Excerpted data
☆ ☆ ☆ ☆

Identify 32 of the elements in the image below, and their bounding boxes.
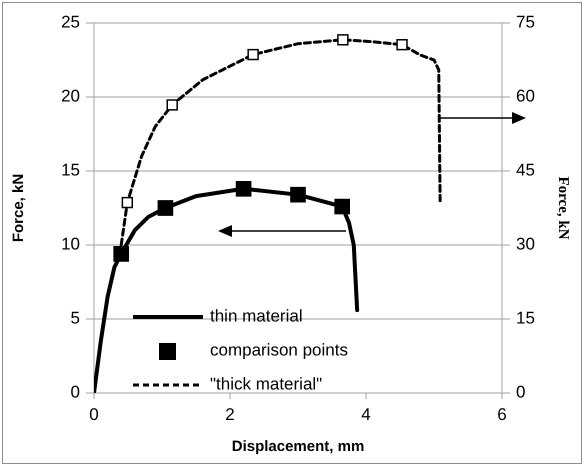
y-tick-label: 5 xyxy=(70,308,80,328)
y2-tick-label: 45 xyxy=(516,160,535,180)
y-tick-label: 15 xyxy=(61,160,80,180)
y-tick-label: 25 xyxy=(61,12,80,32)
point xyxy=(396,39,408,50)
legend-label: thin material xyxy=(210,306,303,326)
point xyxy=(166,99,178,111)
y2-tick-label: 75 xyxy=(516,12,535,32)
y-axis-title: Force, kN xyxy=(10,174,28,242)
x-axis-title: Displacement, mm xyxy=(232,438,364,456)
legend-label: comparison points xyxy=(210,340,348,360)
point xyxy=(337,34,349,46)
point xyxy=(247,48,259,60)
y2-tick-label: 60 xyxy=(516,86,535,106)
x-tick-label: 0 xyxy=(89,404,99,424)
y2-axis-title: Force, kN xyxy=(555,176,572,240)
y-tick-label: 10 xyxy=(61,234,80,254)
legend-label: "thick material" xyxy=(210,374,322,394)
point xyxy=(236,180,252,197)
y-tick-label: 20 xyxy=(61,86,80,106)
point xyxy=(122,196,134,208)
x-tick-label: 2 xyxy=(225,404,235,424)
x-tick-label: 4 xyxy=(361,404,371,424)
point xyxy=(334,198,350,214)
y-tick-label: 0 xyxy=(70,382,80,402)
point xyxy=(113,246,130,262)
y2-tick-label: 30 xyxy=(516,234,535,254)
y2-tick-label: 15 xyxy=(516,308,535,328)
y2-tick-label: 0 xyxy=(516,382,526,402)
point xyxy=(290,186,306,202)
point xyxy=(158,200,174,216)
x-tick-label: 6 xyxy=(497,404,507,424)
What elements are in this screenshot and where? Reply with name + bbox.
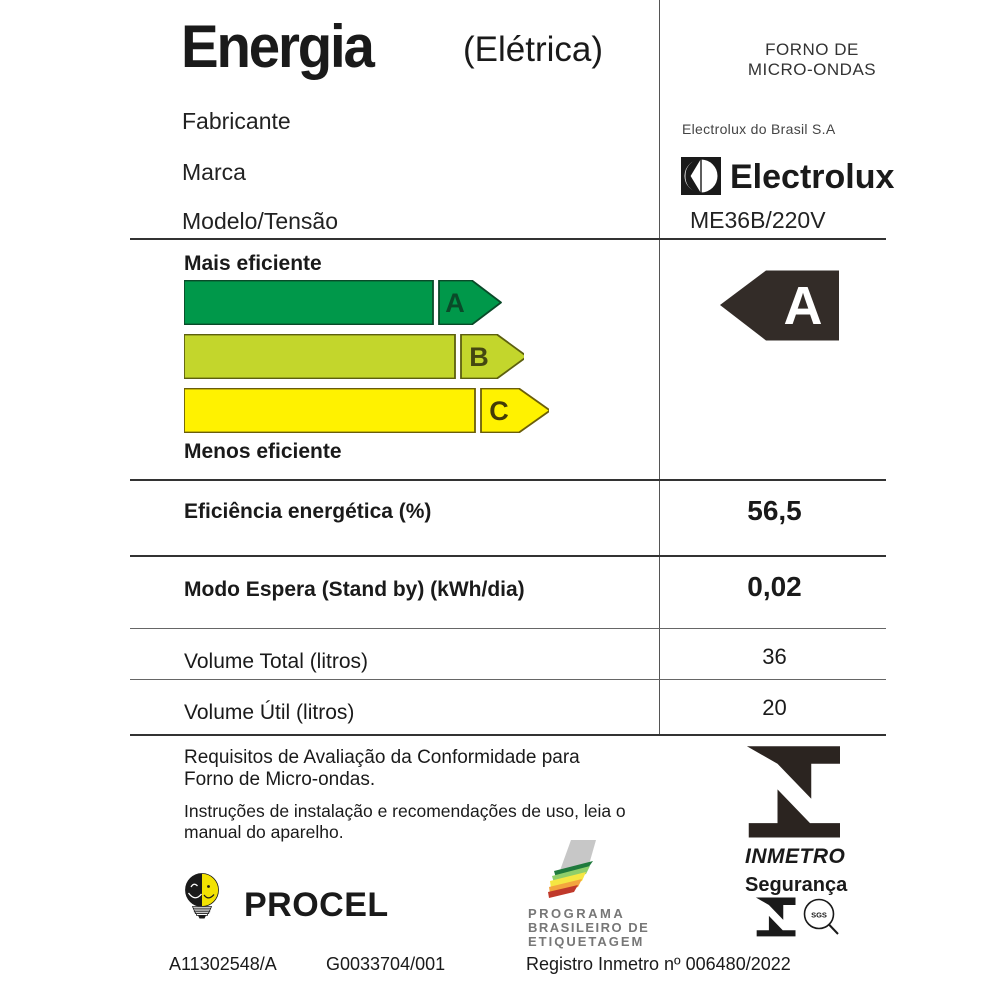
svg-text:A: A — [445, 288, 465, 318]
svg-text:B: B — [469, 342, 489, 372]
svg-text:Electrolux: Electrolux — [730, 158, 894, 196]
svg-text:C: C — [489, 396, 509, 426]
svg-text:A: A — [784, 276, 823, 336]
svg-text:SGS: SGS — [811, 911, 827, 920]
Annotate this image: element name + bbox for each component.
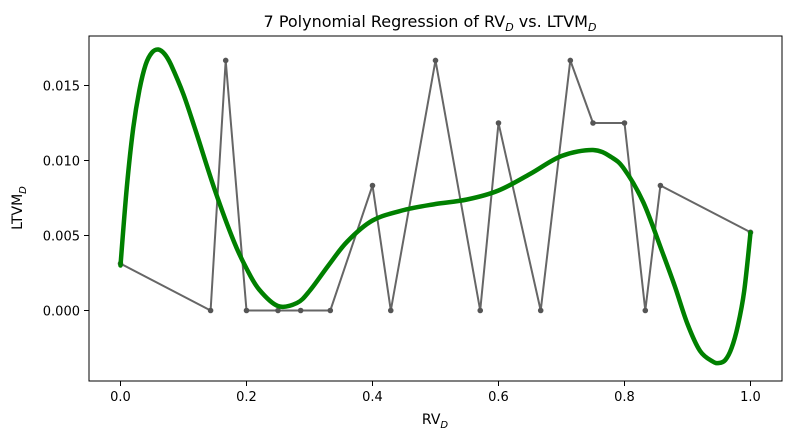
observed-point [495, 120, 502, 126]
plot-area [117, 47, 754, 366]
y-label-sub: D [18, 186, 29, 194]
y-axis-label: LTVMD [10, 186, 29, 230]
title-sub2: D [588, 21, 596, 34]
observed-point [657, 182, 664, 189]
x-tick-label: 1.0 [740, 390, 761, 405]
title-sub1: D [505, 21, 513, 34]
x-label-main: RV [422, 412, 441, 428]
x-label-sub: D [440, 420, 448, 431]
chart-title: 7 Polynomial Regression of RVD vs. LTVMD [264, 12, 597, 34]
y-tick-label: 0.010 [43, 155, 80, 170]
x-tick-label: 0.2 [236, 390, 257, 405]
observed-point [275, 307, 281, 314]
observed-point [590, 120, 596, 126]
title-prefix: 7 Polynomial Regression of RV [264, 12, 506, 31]
y-tick-label: 0.015 [43, 80, 80, 95]
y-tick-label: 0.005 [43, 230, 80, 245]
observed-point [621, 120, 628, 126]
x-axis-label: RVD [422, 412, 449, 431]
observed-point [369, 182, 376, 189]
observed-point [387, 307, 394, 314]
observed-point [432, 57, 439, 64]
polynomial-fit-line [118, 47, 753, 366]
observed-point [297, 307, 304, 314]
observed-point [537, 307, 544, 314]
plot-frame [88, 35, 783, 382]
observed-point [222, 57, 229, 64]
x-tick-label: 0.0 [110, 390, 131, 405]
axis-ticks: 0.0 0.2 0.4 0.6 0.8 1.0 0.000 0.005 0.010 0.015 [43, 80, 761, 406]
x-tick-label: 0.8 [614, 390, 635, 405]
y-label-main: LTVM [10, 194, 26, 230]
observed-point [567, 57, 574, 64]
observed-point [243, 307, 250, 314]
observed-point [642, 307, 649, 314]
y-tick-label: 0.000 [43, 305, 80, 320]
observed-point [327, 307, 334, 314]
title-mid: vs. LTVM [514, 12, 588, 31]
x-tick-label: 0.4 [362, 390, 383, 405]
x-tick-label: 0.6 [488, 390, 509, 405]
observed-point [477, 307, 484, 314]
observed-point [207, 307, 214, 314]
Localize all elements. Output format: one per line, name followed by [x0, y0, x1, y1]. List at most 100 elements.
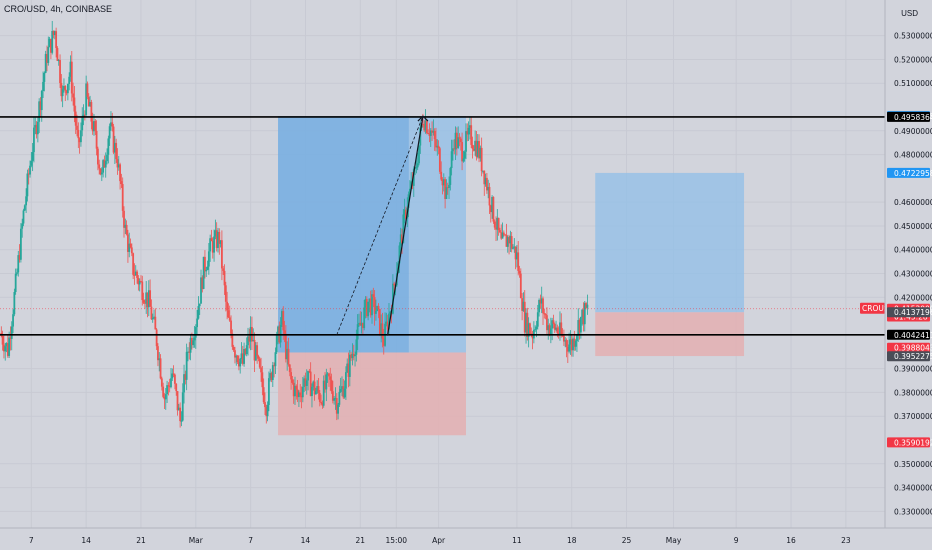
- candle-body: [142, 300, 145, 303]
- candle-body: [108, 126, 111, 139]
- candle-body: [188, 351, 191, 353]
- candle-body: [557, 333, 560, 335]
- candle-body: [98, 164, 101, 169]
- price-tag-label: 0.40424112: [894, 331, 932, 340]
- y-tick-label: 0.48000000: [894, 151, 932, 160]
- candle-body: [283, 330, 286, 334]
- candle-body: [292, 382, 295, 397]
- candle-body: [380, 323, 383, 335]
- price-tag-bg: [887, 342, 930, 353]
- candle-body: [206, 266, 209, 270]
- price-tag-bg: [887, 167, 930, 178]
- candle-body: [382, 338, 385, 346]
- candle-body: [204, 256, 206, 272]
- candle-body: [35, 124, 38, 135]
- candle-body: [553, 324, 556, 330]
- price-tag-bg: [887, 329, 930, 340]
- candle-body: [442, 179, 445, 186]
- candle-body: [523, 301, 526, 333]
- candle-body: [214, 230, 217, 237]
- candle-body: [350, 354, 353, 359]
- candle-body: [116, 159, 119, 168]
- candle-body: [365, 298, 368, 317]
- candle-body: [264, 402, 266, 408]
- candle-body: [121, 184, 124, 211]
- price-axis[interactable]: 0.53000000 0.52000000 0.51000000 0.49000000…: [884, 0, 932, 550]
- candle-body: [416, 163, 419, 168]
- candle-body: [408, 188, 411, 195]
- candle-body: [39, 101, 42, 111]
- candle-body: [500, 232, 503, 239]
- candle-body: [462, 158, 465, 162]
- candle-body: [294, 385, 296, 397]
- candle-body: [506, 237, 509, 247]
- candle-body: [346, 363, 349, 373]
- candle-body: [335, 398, 338, 414]
- x-tick-label: 7: [248, 536, 253, 545]
- arrow-solid-1: [387, 115, 424, 335]
- candle-body: [291, 379, 294, 383]
- candle-body: [183, 374, 185, 393]
- candle-body: [330, 379, 333, 392]
- candle-body: [145, 292, 148, 304]
- candle-body: [181, 392, 184, 421]
- x-tick-label: 23: [841, 536, 851, 545]
- trend-arrows[interactable]: [336, 115, 429, 336]
- candle-body: [548, 325, 551, 335]
- candle-body: [386, 321, 389, 330]
- candle-body: [210, 238, 213, 242]
- candle-body: [74, 111, 77, 126]
- y-tick-label: 0.44000000: [894, 246, 932, 255]
- candle-body: [73, 97, 76, 112]
- candle-body: [81, 116, 84, 131]
- candle-body: [564, 340, 567, 342]
- candle-body: [452, 148, 454, 152]
- candle-body: [281, 311, 283, 325]
- candle-body: [57, 60, 60, 62]
- candle-body: [215, 230, 218, 248]
- long-position-1-stop-zone: [278, 352, 466, 436]
- candle-body: [14, 273, 17, 293]
- arrow-head: [417, 115, 429, 122]
- candle-body: [270, 373, 273, 380]
- candle-body: [585, 303, 587, 308]
- price-tag-bg: [887, 307, 930, 318]
- candle-body: [458, 137, 461, 139]
- candle-body: [164, 394, 167, 400]
- candle-body: [143, 302, 146, 304]
- candle-body: [288, 364, 291, 373]
- candle-body: [274, 352, 277, 367]
- time-axis[interactable]: 7 14 21 Mar 7 14 21 15:00 Apr 11 18 25 May 9 16 23: [0, 527, 932, 545]
- candle-body: [46, 53, 48, 63]
- candle-body: [213, 236, 215, 253]
- candle-body: [522, 301, 525, 311]
- candle-body: [77, 129, 80, 139]
- candle-body: [461, 142, 463, 162]
- candle-body: [569, 339, 572, 345]
- candle-body: [82, 114, 85, 117]
- candle-body: [44, 53, 47, 73]
- candle-body: [581, 309, 584, 318]
- candle-body: [428, 133, 431, 136]
- candle-body: [317, 386, 320, 393]
- y-tick-label: 0.39000000: [894, 365, 932, 374]
- candle-body: [48, 38, 51, 47]
- candle-body: [85, 83, 88, 115]
- candle-body: [311, 386, 313, 397]
- candle-body: [371, 294, 373, 316]
- candle-body: [163, 396, 166, 400]
- candle-body: [185, 351, 188, 380]
- candle-body: [154, 316, 157, 330]
- horizontal-levels[interactable]: CROUSD: [0, 116, 895, 336]
- candle-body: [239, 358, 242, 367]
- candle-body: [551, 320, 554, 329]
- candle-body: [207, 251, 210, 267]
- candle-body: [275, 334, 278, 353]
- candle-body: [12, 314, 14, 327]
- candle-body: [525, 312, 527, 333]
- candle-body: [95, 130, 98, 149]
- candle-body: [115, 142, 118, 160]
- candle-body: [328, 373, 330, 377]
- candle-body: [582, 309, 585, 325]
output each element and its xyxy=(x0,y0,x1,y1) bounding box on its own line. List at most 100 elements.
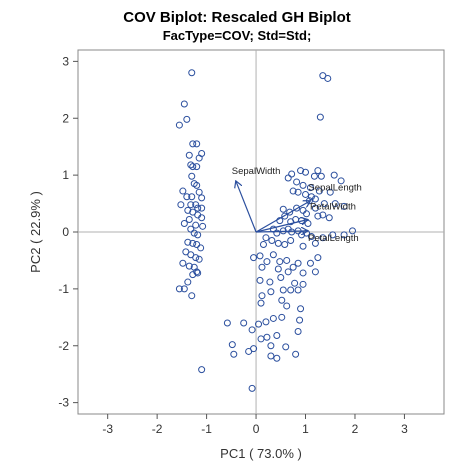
data-point xyxy=(257,299,265,307)
data-point xyxy=(326,188,334,196)
data-point xyxy=(293,204,301,212)
data-point xyxy=(287,237,295,245)
data-point xyxy=(299,280,307,288)
data-point xyxy=(273,229,281,237)
data-point xyxy=(175,285,183,293)
data-point xyxy=(188,172,196,180)
data-point xyxy=(294,259,302,267)
data-point xyxy=(189,239,197,247)
data-point xyxy=(281,241,289,249)
data-point xyxy=(340,202,348,210)
data-point xyxy=(189,163,197,171)
data-point xyxy=(329,231,337,239)
data-point xyxy=(268,237,276,245)
data-point xyxy=(311,204,319,212)
data-point xyxy=(294,188,302,196)
data-point xyxy=(284,268,292,276)
data-point xyxy=(294,286,302,294)
data-point xyxy=(184,206,192,214)
data-point xyxy=(198,150,206,158)
x-tick-label: 1 xyxy=(302,422,309,436)
x-tick-label: -3 xyxy=(102,422,113,436)
data-point xyxy=(192,254,200,262)
data-point xyxy=(311,268,319,276)
data-point xyxy=(302,190,310,198)
data-point xyxy=(277,274,285,281)
data-point xyxy=(349,227,356,235)
data-point xyxy=(340,231,348,239)
x-tick-label: -1 xyxy=(201,422,212,436)
data-point xyxy=(258,263,266,271)
y-tick-label: 3 xyxy=(62,54,69,68)
data-point xyxy=(199,222,207,230)
data-point xyxy=(193,241,201,249)
data-point xyxy=(183,193,191,201)
data-point xyxy=(184,238,192,246)
data-point xyxy=(296,316,304,324)
data-point xyxy=(198,214,206,222)
data-point xyxy=(274,265,282,273)
y-tick-label: 0 xyxy=(62,225,69,239)
data-point xyxy=(195,188,203,196)
data-point xyxy=(180,100,188,108)
vector-label: PetalLength xyxy=(308,233,359,244)
data-point xyxy=(255,320,263,328)
data-point xyxy=(230,350,238,358)
data-point xyxy=(267,352,275,360)
data-point xyxy=(198,204,206,212)
data-point xyxy=(262,234,270,242)
data-point xyxy=(311,239,319,247)
y-tick-label: -1 xyxy=(58,282,69,296)
data-point xyxy=(269,314,277,322)
data-point xyxy=(302,168,310,176)
data-point xyxy=(281,212,289,220)
data-point xyxy=(284,174,292,182)
data-point xyxy=(314,167,322,175)
data-point xyxy=(291,279,299,287)
y-axis: -3 -2 -1 0 1 2 3 xyxy=(58,54,78,410)
data-point xyxy=(185,151,193,159)
data-point xyxy=(314,254,322,262)
data-point xyxy=(325,214,333,222)
data-point xyxy=(299,242,307,250)
vector-arrow xyxy=(255,201,310,233)
data-point xyxy=(179,187,187,195)
data-point xyxy=(240,319,248,327)
chart-title: COV Biplot: Rescaled GH Biplot xyxy=(123,9,351,26)
data-point xyxy=(310,172,318,180)
data-point xyxy=(259,241,267,249)
data-point xyxy=(299,181,307,189)
data-point xyxy=(297,305,305,313)
data-point xyxy=(307,233,315,241)
data-point xyxy=(276,258,284,266)
data-point xyxy=(177,201,185,209)
data-point xyxy=(185,262,193,270)
data-point xyxy=(250,254,258,262)
data-point xyxy=(279,205,287,213)
data-point xyxy=(198,194,206,202)
y-tick-label: 1 xyxy=(62,168,69,182)
data-point xyxy=(248,384,256,392)
data-point xyxy=(273,354,281,362)
data-point xyxy=(180,285,188,293)
data-point xyxy=(228,341,236,349)
x-tick-label: 2 xyxy=(352,422,359,436)
data-point xyxy=(258,292,266,300)
data-point xyxy=(192,221,200,229)
data-point xyxy=(248,326,256,334)
data-point xyxy=(287,218,295,226)
data-point xyxy=(317,172,325,180)
data-point xyxy=(263,258,271,266)
vector-label: SepalLength xyxy=(308,183,361,194)
y-tick-label: -3 xyxy=(58,396,69,410)
data-point xyxy=(188,69,196,77)
data-point xyxy=(282,343,290,351)
vector-arrow xyxy=(256,231,308,232)
data-point xyxy=(187,225,195,233)
data-point xyxy=(324,74,332,82)
data-point xyxy=(193,163,201,171)
data-point xyxy=(183,115,191,123)
variable-vectors: SepalWidth SepalLength PetalWidth PetalLeng… xyxy=(232,166,362,244)
data-point xyxy=(286,208,294,216)
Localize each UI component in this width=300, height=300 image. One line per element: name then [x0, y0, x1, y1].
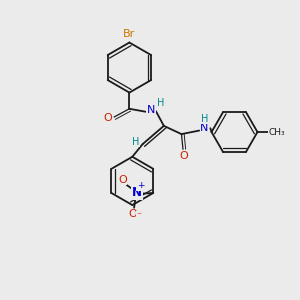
Text: H: H — [201, 114, 208, 124]
Text: O: O — [179, 151, 188, 161]
Text: +: + — [137, 182, 144, 190]
Text: H: H — [133, 137, 140, 147]
Text: H: H — [157, 98, 164, 109]
Text: Br: Br — [123, 29, 136, 39]
Text: N: N — [200, 123, 209, 133]
Text: CH₃: CH₃ — [268, 128, 285, 136]
Text: N: N — [132, 187, 142, 200]
Text: O: O — [118, 175, 127, 185]
Text: N: N — [147, 105, 155, 115]
Text: ⁻: ⁻ — [137, 212, 142, 221]
Text: O: O — [128, 209, 137, 219]
Text: O: O — [103, 113, 112, 124]
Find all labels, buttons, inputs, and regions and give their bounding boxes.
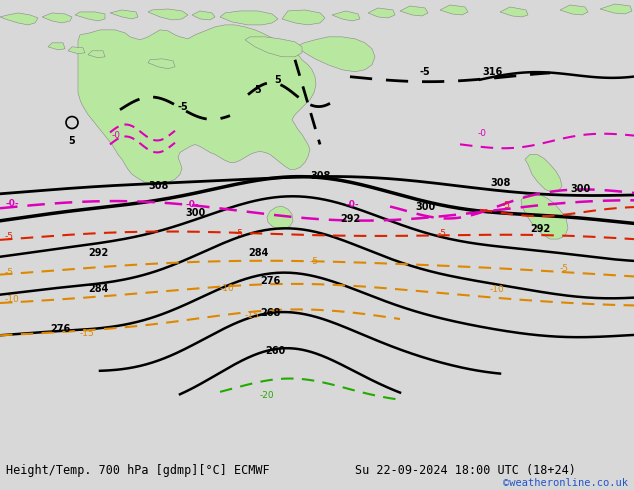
Text: -10: -10 xyxy=(220,284,235,293)
Text: -5: -5 xyxy=(178,101,189,112)
Text: 300: 300 xyxy=(570,184,590,194)
Polygon shape xyxy=(0,13,38,25)
Polygon shape xyxy=(148,59,175,69)
Text: 5: 5 xyxy=(274,74,281,85)
Text: 284: 284 xyxy=(88,284,108,294)
Polygon shape xyxy=(78,25,316,184)
Polygon shape xyxy=(500,7,528,17)
Polygon shape xyxy=(282,10,325,25)
Text: 284: 284 xyxy=(248,248,268,258)
Polygon shape xyxy=(400,6,428,16)
Text: Height/Temp. 700 hPa [gdmp][°C] ECMWF: Height/Temp. 700 hPa [gdmp][°C] ECMWF xyxy=(6,464,270,477)
Polygon shape xyxy=(600,4,632,14)
Text: 292: 292 xyxy=(340,214,360,224)
Text: 292: 292 xyxy=(530,224,550,234)
Text: -20: -20 xyxy=(260,392,275,400)
Text: ©weatheronline.co.uk: ©weatheronline.co.uk xyxy=(503,478,628,488)
Polygon shape xyxy=(521,192,568,239)
Text: -5: -5 xyxy=(420,67,430,77)
Text: -5: -5 xyxy=(560,264,569,273)
Text: -0-: -0- xyxy=(185,200,198,209)
Text: -10: -10 xyxy=(5,295,20,304)
Text: 276: 276 xyxy=(50,324,70,334)
Text: -5: -5 xyxy=(438,229,447,238)
Polygon shape xyxy=(42,13,72,23)
Text: -5: -5 xyxy=(502,201,511,210)
Text: -0: -0 xyxy=(112,131,121,141)
Polygon shape xyxy=(148,9,188,20)
Polygon shape xyxy=(368,8,395,18)
Polygon shape xyxy=(525,154,562,192)
Text: -0-: -0- xyxy=(5,199,18,208)
Text: -5: -5 xyxy=(235,229,244,238)
Text: -5: -5 xyxy=(5,232,14,241)
Polygon shape xyxy=(296,37,375,72)
Text: 5: 5 xyxy=(68,136,75,147)
Polygon shape xyxy=(68,47,85,54)
Text: 308: 308 xyxy=(148,181,169,191)
Text: -10: -10 xyxy=(490,285,505,294)
Polygon shape xyxy=(245,37,302,57)
Text: -0-: -0- xyxy=(345,200,359,209)
Polygon shape xyxy=(440,5,468,15)
Polygon shape xyxy=(560,5,588,15)
Text: 5: 5 xyxy=(254,85,261,95)
Text: 292: 292 xyxy=(88,248,108,258)
Polygon shape xyxy=(110,10,138,19)
Text: -5: -5 xyxy=(310,257,319,266)
Polygon shape xyxy=(48,43,65,50)
Polygon shape xyxy=(88,51,105,58)
Text: 308: 308 xyxy=(490,178,510,188)
Polygon shape xyxy=(332,11,360,21)
Text: -0: -0 xyxy=(478,129,487,139)
Polygon shape xyxy=(267,206,293,229)
Text: 316: 316 xyxy=(482,67,502,77)
Text: 300: 300 xyxy=(185,208,205,218)
Text: 276: 276 xyxy=(260,276,280,286)
Text: -5: -5 xyxy=(5,268,14,277)
Text: 300: 300 xyxy=(415,202,436,212)
Text: 260: 260 xyxy=(265,345,285,356)
Polygon shape xyxy=(192,11,215,20)
Text: 308: 308 xyxy=(310,172,330,181)
Text: Su 22-09-2024 18:00 UTC (18+24): Su 22-09-2024 18:00 UTC (18+24) xyxy=(355,464,576,477)
Polygon shape xyxy=(220,11,278,25)
Text: 268: 268 xyxy=(260,308,280,318)
Text: -15: -15 xyxy=(80,329,94,338)
Polygon shape xyxy=(75,12,105,21)
Text: -15: -15 xyxy=(245,311,260,320)
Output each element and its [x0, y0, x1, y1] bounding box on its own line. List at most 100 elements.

☆ ☆ ☆ ☆

Work to complete
Retype the rows from the line containing "- candle-body: [142, 300, 145, 303]" through the line containing "- candle-body: [264, 402, 266, 408]", both included, with nothing changed.

Complete output
- candle-body: [142, 300, 145, 303]
- candle-body: [108, 126, 111, 139]
- candle-body: [188, 351, 191, 353]
- candle-body: [557, 333, 560, 335]
- candle-body: [98, 164, 101, 169]
- price-tag-label: 0.40424112: [894, 331, 932, 340]
- y-tick-label: 0.48000000: [894, 151, 932, 160]
- candle-body: [283, 330, 286, 334]
- candle-body: [292, 382, 295, 397]
- candle-body: [380, 323, 383, 335]
- price-tag-bg: [887, 342, 930, 353]
- candle-body: [206, 266, 209, 270]
- price-tag-bg: [887, 167, 930, 178]
- candle-body: [382, 338, 385, 346]
- candle-body: [204, 256, 206, 272]
- candle-body: [35, 124, 38, 135]
- candle-body: [553, 324, 556, 330]
- price-tag-bg: [887, 329, 930, 340]
- candle-body: [442, 179, 445, 186]
- candle-body: [523, 301, 526, 333]
- candle-body: [214, 230, 217, 237]
- candle-body: [350, 354, 353, 359]
- candle-body: [116, 159, 119, 168]
- candle-body: [365, 298, 368, 317]
- candle-body: [264, 402, 266, 408]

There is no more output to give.